• _TO DO_:
From the listing below, extract every line containing "curve".

• _AVAILABLE RECORDS_:
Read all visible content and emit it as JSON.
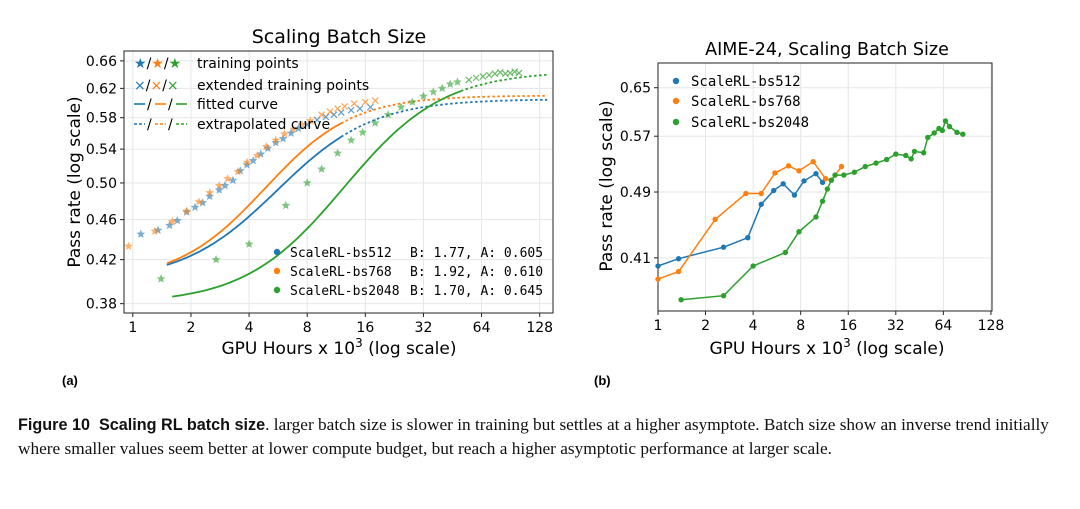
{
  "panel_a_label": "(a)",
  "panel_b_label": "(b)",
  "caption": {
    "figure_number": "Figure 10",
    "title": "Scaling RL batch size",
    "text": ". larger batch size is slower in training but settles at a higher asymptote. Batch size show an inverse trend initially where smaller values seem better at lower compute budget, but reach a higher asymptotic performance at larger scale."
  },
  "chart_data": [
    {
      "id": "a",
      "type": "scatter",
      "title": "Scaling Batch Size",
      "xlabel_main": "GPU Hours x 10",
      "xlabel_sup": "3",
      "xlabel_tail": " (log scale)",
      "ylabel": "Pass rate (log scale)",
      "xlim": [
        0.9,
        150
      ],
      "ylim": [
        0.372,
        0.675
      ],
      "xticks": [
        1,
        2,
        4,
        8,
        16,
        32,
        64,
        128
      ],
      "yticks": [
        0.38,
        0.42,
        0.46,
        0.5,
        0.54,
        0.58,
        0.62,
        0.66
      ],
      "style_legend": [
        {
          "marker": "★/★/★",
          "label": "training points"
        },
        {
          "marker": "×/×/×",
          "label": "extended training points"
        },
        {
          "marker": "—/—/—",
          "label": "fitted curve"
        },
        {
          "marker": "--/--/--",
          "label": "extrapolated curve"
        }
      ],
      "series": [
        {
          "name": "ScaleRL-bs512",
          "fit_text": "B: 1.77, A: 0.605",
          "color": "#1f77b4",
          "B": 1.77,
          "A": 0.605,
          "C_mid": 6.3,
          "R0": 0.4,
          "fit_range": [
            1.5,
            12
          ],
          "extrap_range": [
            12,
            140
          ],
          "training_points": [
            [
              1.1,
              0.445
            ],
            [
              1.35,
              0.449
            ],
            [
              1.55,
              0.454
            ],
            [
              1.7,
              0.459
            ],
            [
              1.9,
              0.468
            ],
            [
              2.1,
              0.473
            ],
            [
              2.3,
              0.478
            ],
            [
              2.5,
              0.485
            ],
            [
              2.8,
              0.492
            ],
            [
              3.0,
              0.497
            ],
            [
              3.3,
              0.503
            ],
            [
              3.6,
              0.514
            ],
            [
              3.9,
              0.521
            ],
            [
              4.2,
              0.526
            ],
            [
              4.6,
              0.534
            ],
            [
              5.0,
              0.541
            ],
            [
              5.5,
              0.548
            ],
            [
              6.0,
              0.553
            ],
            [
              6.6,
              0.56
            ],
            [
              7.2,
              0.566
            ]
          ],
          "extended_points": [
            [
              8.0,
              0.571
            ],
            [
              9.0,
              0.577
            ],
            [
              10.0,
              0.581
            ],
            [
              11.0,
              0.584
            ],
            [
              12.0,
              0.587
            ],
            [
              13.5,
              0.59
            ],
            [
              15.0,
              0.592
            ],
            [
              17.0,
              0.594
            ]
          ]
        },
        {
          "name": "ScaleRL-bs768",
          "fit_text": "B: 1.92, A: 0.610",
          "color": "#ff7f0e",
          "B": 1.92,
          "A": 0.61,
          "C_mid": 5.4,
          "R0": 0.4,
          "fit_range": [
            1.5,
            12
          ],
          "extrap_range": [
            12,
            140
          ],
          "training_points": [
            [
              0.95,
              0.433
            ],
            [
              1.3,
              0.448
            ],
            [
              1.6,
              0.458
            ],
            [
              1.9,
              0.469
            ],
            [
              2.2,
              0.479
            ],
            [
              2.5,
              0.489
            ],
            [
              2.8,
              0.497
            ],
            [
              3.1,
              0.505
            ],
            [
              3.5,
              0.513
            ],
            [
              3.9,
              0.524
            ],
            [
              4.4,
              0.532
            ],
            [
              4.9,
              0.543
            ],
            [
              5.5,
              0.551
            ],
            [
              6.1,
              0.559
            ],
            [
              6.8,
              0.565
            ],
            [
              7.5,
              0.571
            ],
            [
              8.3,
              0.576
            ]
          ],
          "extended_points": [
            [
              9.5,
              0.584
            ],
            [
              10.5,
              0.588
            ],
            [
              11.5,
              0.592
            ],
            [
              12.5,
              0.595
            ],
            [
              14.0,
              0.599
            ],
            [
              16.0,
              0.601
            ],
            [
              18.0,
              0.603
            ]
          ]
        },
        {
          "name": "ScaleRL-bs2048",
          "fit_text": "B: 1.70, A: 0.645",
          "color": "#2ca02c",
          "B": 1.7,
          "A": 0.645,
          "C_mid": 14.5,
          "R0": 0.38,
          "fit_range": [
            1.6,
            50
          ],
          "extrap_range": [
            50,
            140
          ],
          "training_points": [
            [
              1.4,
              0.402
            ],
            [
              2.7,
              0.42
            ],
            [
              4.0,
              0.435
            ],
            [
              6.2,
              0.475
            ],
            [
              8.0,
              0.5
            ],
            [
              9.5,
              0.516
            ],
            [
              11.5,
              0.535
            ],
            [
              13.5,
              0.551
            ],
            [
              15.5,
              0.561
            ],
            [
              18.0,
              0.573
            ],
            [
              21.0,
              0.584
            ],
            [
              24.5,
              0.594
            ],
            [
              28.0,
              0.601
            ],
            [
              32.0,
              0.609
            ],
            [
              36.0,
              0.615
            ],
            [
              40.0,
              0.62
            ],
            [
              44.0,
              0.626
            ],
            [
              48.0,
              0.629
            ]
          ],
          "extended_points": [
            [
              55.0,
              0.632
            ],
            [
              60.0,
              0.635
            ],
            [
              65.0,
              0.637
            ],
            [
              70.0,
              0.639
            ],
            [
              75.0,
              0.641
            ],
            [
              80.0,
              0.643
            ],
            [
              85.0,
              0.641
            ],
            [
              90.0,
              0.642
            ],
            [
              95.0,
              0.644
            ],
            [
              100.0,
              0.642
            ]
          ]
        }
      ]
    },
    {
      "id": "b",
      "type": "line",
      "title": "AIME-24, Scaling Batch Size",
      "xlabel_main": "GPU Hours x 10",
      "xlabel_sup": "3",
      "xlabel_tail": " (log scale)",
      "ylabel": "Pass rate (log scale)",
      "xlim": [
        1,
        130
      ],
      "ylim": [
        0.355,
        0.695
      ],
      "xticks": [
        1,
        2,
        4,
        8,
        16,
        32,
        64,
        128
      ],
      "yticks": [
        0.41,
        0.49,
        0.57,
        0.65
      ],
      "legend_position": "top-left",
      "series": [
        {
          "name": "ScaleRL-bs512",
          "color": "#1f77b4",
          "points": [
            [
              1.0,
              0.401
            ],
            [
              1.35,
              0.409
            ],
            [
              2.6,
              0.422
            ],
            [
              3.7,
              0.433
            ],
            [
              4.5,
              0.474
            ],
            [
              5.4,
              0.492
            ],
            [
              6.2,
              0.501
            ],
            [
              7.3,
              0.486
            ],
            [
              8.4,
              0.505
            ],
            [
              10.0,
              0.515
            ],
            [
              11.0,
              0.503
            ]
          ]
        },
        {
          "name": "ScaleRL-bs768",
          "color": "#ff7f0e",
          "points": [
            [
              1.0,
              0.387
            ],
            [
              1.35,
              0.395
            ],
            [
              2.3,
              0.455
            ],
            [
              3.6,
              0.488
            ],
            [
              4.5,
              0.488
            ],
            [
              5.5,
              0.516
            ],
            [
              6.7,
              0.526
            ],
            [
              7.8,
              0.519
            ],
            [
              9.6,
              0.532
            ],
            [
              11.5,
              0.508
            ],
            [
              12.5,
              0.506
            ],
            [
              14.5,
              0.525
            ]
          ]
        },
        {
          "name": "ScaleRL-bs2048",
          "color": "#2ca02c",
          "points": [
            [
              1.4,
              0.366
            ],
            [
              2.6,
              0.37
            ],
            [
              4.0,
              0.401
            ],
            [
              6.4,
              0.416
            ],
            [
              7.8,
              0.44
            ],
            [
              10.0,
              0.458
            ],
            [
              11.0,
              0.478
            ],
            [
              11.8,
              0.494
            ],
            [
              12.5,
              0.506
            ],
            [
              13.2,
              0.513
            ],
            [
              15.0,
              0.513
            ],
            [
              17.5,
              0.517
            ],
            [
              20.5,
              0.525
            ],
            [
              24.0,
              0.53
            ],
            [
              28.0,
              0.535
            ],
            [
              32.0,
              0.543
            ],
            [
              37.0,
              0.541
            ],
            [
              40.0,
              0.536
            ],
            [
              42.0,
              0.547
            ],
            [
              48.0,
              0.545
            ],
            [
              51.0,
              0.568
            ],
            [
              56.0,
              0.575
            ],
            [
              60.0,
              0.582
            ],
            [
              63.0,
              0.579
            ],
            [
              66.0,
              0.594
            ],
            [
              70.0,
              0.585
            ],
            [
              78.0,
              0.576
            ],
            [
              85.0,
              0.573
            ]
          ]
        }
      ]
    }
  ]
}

• _EXERCISE ANSWER_:
          "label": "fitted curve"
          "label": "extrapolated curve"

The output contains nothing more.